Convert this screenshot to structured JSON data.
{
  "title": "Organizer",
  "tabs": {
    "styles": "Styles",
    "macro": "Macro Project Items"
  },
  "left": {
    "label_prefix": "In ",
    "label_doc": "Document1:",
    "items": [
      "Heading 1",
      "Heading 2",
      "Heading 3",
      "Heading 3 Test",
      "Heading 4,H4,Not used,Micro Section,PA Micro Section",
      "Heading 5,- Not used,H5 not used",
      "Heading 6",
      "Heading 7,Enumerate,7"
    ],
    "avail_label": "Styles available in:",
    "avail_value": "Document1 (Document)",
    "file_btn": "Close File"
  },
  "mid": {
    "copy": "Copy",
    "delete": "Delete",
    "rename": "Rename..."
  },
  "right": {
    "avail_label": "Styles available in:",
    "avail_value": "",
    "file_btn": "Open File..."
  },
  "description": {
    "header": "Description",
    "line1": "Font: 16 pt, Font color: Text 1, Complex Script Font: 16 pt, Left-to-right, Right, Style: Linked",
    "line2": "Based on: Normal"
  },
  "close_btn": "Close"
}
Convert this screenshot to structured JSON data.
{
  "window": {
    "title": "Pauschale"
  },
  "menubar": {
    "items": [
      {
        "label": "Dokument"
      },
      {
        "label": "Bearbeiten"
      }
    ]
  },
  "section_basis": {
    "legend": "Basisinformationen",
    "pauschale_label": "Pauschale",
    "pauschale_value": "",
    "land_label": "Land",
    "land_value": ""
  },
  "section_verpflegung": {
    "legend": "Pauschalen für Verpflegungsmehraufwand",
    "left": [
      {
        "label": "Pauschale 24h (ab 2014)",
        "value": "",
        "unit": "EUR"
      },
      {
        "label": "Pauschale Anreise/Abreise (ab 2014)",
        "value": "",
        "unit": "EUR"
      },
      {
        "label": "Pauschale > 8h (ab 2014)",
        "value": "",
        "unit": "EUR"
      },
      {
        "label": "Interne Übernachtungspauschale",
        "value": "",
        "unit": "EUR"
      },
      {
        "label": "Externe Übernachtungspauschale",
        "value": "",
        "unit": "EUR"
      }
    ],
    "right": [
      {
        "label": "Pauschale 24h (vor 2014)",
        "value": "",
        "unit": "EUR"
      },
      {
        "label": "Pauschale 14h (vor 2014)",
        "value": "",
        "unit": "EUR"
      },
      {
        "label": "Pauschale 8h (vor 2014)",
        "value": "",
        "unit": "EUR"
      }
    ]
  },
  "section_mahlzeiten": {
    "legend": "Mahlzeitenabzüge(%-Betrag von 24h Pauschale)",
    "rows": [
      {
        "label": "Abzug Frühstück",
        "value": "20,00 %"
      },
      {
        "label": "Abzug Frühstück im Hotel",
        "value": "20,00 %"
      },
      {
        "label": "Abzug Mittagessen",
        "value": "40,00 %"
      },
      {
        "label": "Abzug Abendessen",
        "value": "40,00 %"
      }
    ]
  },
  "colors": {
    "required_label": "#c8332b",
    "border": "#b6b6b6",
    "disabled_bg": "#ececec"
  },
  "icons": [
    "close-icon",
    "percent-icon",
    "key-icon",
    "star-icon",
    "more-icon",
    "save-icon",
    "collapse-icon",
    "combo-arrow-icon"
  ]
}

■ ■ ■ ■ ■

— What you are asked to do —
Transcribe each entry exactly.

— Result of the task —
Convert this screenshot to structured JSON data.
{
  "title": "Organizer",
  "tabs": {
    "styles": "Styles",
    "macro": "Macro Project Items"
  },
  "left": {
    "label_prefix": "In ",
    "label_doc": "Document1:",
    "items": [
      "Heading 1",
      "Heading 2",
      "Heading 3",
      "Heading 3 Test",
      "Heading 4,H4,Not used,Micro Section,PA Micro Section",
      "Heading 5,- Not used,H5 not used",
      "Heading 6",
      "Heading 7,Enumerate,7"
    ],
    "avail_label": "Styles available in:",
    "avail_value": "Document1 (Document)",
    "file_btn": "Close File"
  },
  "mid": {
    "copy": "Copy",
    "delete": "Delete",
    "rename": "Rename..."
  },
  "right": {
    "avail_label": "Styles available in:",
    "avail_value": "",
    "file_btn": "Open File..."
  },
  "description": {
    "header": "Description",
    "line1": "Font: 16 pt, Font color: Text 1, Complex Script Font: 16 pt, Left-to-right, Right, Style: Linked",
    "line2": "Based on: Normal"
  },
  "close_btn": "Close"
}
Convert this screenshot to structured JSON data.
{
  "window": {
    "title": "Pauschale"
  },
  "menubar": {
    "items": [
      {
        "label": "Dokument"
      },
      {
        "label": "Bearbeiten"
      }
    ]
  },
  "section_basis": {
    "legend": "Basisinformationen",
    "pauschale_label": "Pauschale",
    "pauschale_value": "",
    "land_label": "Land",
    "land_value": ""
  },
  "section_verpflegung": {
    "legend": "Pauschalen für Verpflegungsmehraufwand",
    "left": [
      {
        "label": "Pauschale 24h (ab 2014)",
        "value": "",
        "unit": "EUR"
      },
      {
        "label": "Pauschale Anreise/Abreise (ab 2014)",
        "value": "",
        "unit": "EUR"
      },
      {
        "label": "Pauschale > 8h (ab 2014)",
        "value": "",
        "unit": "EUR"
      },
      {
        "label": "Interne Übernachtungspauschale",
        "value": "",
        "unit": "EUR"
      },
      {
        "label": "Externe Übernachtungspauschale",
        "value": "",
        "unit": "EUR"
      }
    ],
    "right": [
      {
        "label": "Pauschale 24h (vor 2014)",
        "value": "",
        "unit": "EUR"
      },
      {
        "label": "Pauschale 14h (vor 2014)",
        "value": "",
        "unit": "EUR"
      },
      {
        "label": "Pauschale 8h (vor 2014)",
        "value": "",
        "unit": "EUR"
      }
    ]
  },
  "section_mahlzeiten": {
    "legend": "Mahlzeitenabzüge(%-Betrag von 24h Pauschale)",
    "rows": [
      {
        "label": "Abzug Frühstück",
        "value": "20,00 %"
      },
      {
        "label": "Abzug Frühstück im Hotel",
        "value": "20,00 %"
      },
      {
        "label": "Abzug Mittagessen",
        "value": "40,00 %"
      },
      {
        "label": "Abzug Abendessen",
        "value": "40,00 %"
      }
    ]
  },
  "colors": {
    "required_label": "#c8332b",
    "border": "#b6b6b6",
    "disabled_bg": "#ececec"
  },
  "icons": [
    "close-icon",
    "percent-icon",
    "key-icon",
    "star-icon",
    "more-icon",
    "save-icon",
    "collapse-icon",
    "combo-arrow-icon"
  ]
}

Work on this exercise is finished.